▶ Objective
Retype the complete listing exactly as it appears.
######
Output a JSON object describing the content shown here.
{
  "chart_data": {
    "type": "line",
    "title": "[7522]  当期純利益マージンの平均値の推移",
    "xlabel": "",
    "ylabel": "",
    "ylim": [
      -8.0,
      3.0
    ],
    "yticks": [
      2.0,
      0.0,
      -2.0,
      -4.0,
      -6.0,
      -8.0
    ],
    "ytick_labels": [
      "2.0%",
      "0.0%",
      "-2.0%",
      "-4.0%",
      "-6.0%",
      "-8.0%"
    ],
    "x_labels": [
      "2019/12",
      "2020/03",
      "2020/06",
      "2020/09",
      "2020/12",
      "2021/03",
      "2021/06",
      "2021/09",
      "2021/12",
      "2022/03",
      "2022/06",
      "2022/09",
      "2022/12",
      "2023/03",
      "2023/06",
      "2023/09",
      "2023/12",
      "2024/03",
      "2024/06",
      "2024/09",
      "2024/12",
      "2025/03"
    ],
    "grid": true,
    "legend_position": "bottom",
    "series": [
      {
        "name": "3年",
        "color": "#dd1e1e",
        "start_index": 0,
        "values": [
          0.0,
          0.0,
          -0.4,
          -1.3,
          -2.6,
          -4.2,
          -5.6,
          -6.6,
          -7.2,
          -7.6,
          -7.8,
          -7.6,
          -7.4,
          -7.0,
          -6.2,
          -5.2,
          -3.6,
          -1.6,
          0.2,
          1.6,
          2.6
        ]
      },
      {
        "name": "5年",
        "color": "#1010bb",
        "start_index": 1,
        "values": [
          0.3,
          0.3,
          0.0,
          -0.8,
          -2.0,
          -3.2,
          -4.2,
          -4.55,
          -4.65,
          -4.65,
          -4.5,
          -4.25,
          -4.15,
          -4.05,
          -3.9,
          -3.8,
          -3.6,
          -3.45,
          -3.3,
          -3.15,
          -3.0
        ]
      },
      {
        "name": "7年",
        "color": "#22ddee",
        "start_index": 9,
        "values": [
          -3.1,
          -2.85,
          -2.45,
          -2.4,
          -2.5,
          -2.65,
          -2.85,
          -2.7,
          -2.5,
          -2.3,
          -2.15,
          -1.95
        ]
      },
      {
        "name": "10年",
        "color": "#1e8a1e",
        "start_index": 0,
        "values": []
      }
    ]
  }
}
######
▶ Exercise answer
Output a JSON object describing the content shown here.
{
  "chart_data": {
    "type": "line",
    "title": "[7522]  当期純利益マージンの平均値の推移",
    "xlabel": "",
    "ylabel": "",
    "ylim": [
      -8.0,
      3.0
    ],
    "yticks": [
      2.0,
      0.0,
      -2.0,
      -4.0,
      -6.0,
      -8.0
    ],
    "ytick_labels": [
      "2.0%",
      "0.0%",
      "-2.0%",
      "-4.0%",
      "-6.0%",
      "-8.0%"
    ],
    "x_labels": [
      "2019/12",
      "2020/03",
      "2020/06",
      "2020/09",
      "2020/12",
      "2021/03",
      "2021/06",
      "2021/09",
      "2021/12",
      "2022/03",
      "2022/06",
      "2022/09",
      "2022/12",
      "2023/03",
      "2023/06",
      "2023/09",
      "2023/12",
      "2024/03",
      "2024/06",
      "2024/09",
      "2024/12",
      "2025/03"
    ],
    "grid": true,
    "legend_position": "bottom",
    "series": [
      {
        "name": "3年",
        "color": "#dd1e1e",
        "start_index": 0,
        "values": [
          0.0,
          0.0,
          -0.4,
          -1.3,
          -2.6,
          -4.2,
          -5.6,
          -6.6,
          -7.2,
          -7.6,
          -7.8,
          -7.6,
          -7.4,
          -7.0,
          -6.2,
          -5.2,
          -3.6,
          -1.6,
          0.2,
          1.6,
          2.6
        ]
      },
      {
        "name": "5年",
        "color": "#1010bb",
        "start_index": 1,
        "values": [
          0.3,
          0.3,
          0.0,
          -0.8,
          -2.0,
          -3.2,
          -4.2,
          -4.55,
          -4.65,
          -4.65,
          -4.5,
          -4.25,
          -4.15,
          -4.05,
          -3.9,
          -3.8,
          -3.6,
          -3.45,
          -3.3,
          -3.15,
          -3.0
        ]
      },
      {
        "name": "7年",
        "color": "#22ddee",
        "start_index": 9,
        "values": [
          -3.1,
          -2.85,
          -2.45,
          -2.4,
          -2.5,
          -2.65,
          -2.85,
          -2.7,
          -2.5,
          -2.3,
          -2.15,
          -1.95
        ]
      },
      {
        "name": "10年",
        "color": "#1e8a1e",
        "start_index": 0,
        "values": []
      }
    ]
  }
}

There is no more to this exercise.